Dataset entries on figures
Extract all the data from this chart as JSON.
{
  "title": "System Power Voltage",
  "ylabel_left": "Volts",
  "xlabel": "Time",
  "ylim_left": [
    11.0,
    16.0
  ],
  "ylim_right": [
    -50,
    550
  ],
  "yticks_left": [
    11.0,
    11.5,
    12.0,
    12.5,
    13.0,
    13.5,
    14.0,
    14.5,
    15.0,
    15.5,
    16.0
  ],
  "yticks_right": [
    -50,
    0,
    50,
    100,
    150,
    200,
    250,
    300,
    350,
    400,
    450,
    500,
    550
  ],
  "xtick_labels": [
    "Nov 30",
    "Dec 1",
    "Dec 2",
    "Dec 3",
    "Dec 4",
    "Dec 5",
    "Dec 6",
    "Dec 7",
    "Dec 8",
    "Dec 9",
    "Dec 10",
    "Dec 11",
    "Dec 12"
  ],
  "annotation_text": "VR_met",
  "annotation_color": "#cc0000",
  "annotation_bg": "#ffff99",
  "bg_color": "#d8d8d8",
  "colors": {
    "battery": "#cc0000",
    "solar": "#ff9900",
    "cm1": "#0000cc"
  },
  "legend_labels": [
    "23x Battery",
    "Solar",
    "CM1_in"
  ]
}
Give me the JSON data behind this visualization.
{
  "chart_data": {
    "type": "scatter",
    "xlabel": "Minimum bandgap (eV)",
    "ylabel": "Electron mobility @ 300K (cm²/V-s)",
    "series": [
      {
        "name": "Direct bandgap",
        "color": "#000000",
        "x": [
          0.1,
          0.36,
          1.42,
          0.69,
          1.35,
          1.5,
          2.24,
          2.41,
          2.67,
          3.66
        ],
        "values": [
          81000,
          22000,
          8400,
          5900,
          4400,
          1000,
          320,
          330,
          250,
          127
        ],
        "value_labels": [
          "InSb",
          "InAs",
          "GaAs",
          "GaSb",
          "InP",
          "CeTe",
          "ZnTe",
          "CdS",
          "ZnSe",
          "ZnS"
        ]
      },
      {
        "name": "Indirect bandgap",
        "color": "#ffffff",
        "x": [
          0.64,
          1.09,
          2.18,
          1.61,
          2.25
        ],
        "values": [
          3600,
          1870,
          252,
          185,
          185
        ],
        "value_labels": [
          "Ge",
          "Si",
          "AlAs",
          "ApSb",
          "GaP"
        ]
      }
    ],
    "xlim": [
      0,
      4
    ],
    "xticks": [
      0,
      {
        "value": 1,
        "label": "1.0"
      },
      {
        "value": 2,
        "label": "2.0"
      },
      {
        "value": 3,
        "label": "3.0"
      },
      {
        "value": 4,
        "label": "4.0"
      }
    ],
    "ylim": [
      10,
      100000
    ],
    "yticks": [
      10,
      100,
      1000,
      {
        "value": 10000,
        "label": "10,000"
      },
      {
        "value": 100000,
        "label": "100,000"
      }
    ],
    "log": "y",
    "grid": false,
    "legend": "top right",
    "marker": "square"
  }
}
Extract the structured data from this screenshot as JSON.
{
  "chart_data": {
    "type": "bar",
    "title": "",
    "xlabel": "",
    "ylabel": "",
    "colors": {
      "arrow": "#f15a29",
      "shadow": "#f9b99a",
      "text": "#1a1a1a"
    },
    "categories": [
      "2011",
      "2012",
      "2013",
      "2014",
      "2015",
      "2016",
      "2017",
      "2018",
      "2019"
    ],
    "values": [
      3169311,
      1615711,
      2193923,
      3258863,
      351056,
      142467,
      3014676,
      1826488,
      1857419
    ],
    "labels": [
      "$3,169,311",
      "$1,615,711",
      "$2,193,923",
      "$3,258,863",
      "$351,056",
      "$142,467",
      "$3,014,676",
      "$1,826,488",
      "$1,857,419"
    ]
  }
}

**What needs to be done**
Extract all lines as given.

**Full response**
Extract all the data from this chart as JSON.
{
  "title": "System Power Voltage",
  "ylabel_left": "Volts",
  "xlabel": "Time",
  "ylim_left": [
    11.0,
    16.0
  ],
  "ylim_right": [
    -50,
    550
  ],
  "yticks_left": [
    11.0,
    11.5,
    12.0,
    12.5,
    13.0,
    13.5,
    14.0,
    14.5,
    15.0,
    15.5,
    16.0
  ],
  "yticks_right": [
    -50,
    0,
    50,
    100,
    150,
    200,
    250,
    300,
    350,
    400,
    450,
    500,
    550
  ],
  "xtick_labels": [
    "Nov 30",
    "Dec 1",
    "Dec 2",
    "Dec 3",
    "Dec 4",
    "Dec 5",
    "Dec 6",
    "Dec 7",
    "Dec 8",
    "Dec 9",
    "Dec 10",
    "Dec 11",
    "Dec 12"
  ],
  "annotation_text": "VR_met",
  "annotation_color": "#cc0000",
  "annotation_bg": "#ffff99",
  "bg_color": "#d8d8d8",
  "colors": {
    "battery": "#cc0000",
    "solar": "#ff9900",
    "cm1": "#0000cc"
  },
  "legend_labels": [
    "23x Battery",
    "Solar",
    "CM1_in"
  ]
}
Give me the JSON data behind this visualization.
{
  "chart_data": {
    "type": "scatter",
    "xlabel": "Minimum bandgap (eV)",
    "ylabel": "Electron mobility @ 300K (cm²/V-s)",
    "series": [
      {
        "name": "Direct bandgap",
        "color": "#000000",
        "x": [
          0.1,
          0.36,
          1.42,
          0.69,
          1.35,
          1.5,
          2.24,
          2.41,
          2.67,
          3.66
        ],
        "values": [
          81000,
          22000,
          8400,
          5900,
          4400,
          1000,
          320,
          330,
          250,
          127
        ],
        "value_labels": [
          "InSb",
          "InAs",
          "GaAs",
          "GaSb",
          "InP",
          "CeTe",
          "ZnTe",
          "CdS",
          "ZnSe",
          "ZnS"
        ]
      },
      {
        "name": "Indirect bandgap",
        "color": "#ffffff",
        "x": [
          0.64,
          1.09,
          2.18,
          1.61,
          2.25
        ],
        "values": [
          3600,
          1870,
          252,
          185,
          185
        ],
        "value_labels": [
          "Ge",
          "Si",
          "AlAs",
          "ApSb",
          "GaP"
        ]
      }
    ],
    "xlim": [
      0,
      4
    ],
    "xticks": [
      0,
      {
        "value": 1,
        "label": "1.0"
      },
      {
        "value": 2,
        "label": "2.0"
      },
      {
        "value": 3,
        "label": "3.0"
      },
      {
        "value": 4,
        "label": "4.0"
      }
    ],
    "ylim": [
      10,
      100000
    ],
    "yticks": [
      10,
      100,
      1000,
      {
        "value": 10000,
        "label": "10,000"
      },
      {
        "value": 100000,
        "label": "100,000"
      }
    ],
    "log": "y",
    "grid": false,
    "legend": "top right",
    "marker": "square"
  }
}
Extract the structured data from this screenshot as JSON.
{
  "chart_data": {
    "type": "bar",
    "title": "",
    "xlabel": "",
    "ylabel": "",
    "colors": {
      "arrow": "#f15a29",
      "shadow": "#f9b99a",
      "text": "#1a1a1a"
    },
    "categories": [
      "2011",
      "2012",
      "2013",
      "2014",
      "2015",
      "2016",
      "2017",
      "2018",
      "2019"
    ],
    "values": [
      3169311,
      1615711,
      2193923,
      3258863,
      351056,
      142467,
      3014676,
      1826488,
      1857419
    ],
    "labels": [
      "$3,169,311",
      "$1,615,711",
      "$2,193,923",
      "$3,258,863",
      "$351,056",
      "$142,467",
      "$3,014,676",
      "$1,826,488",
      "$1,857,419"
    ]
  }
}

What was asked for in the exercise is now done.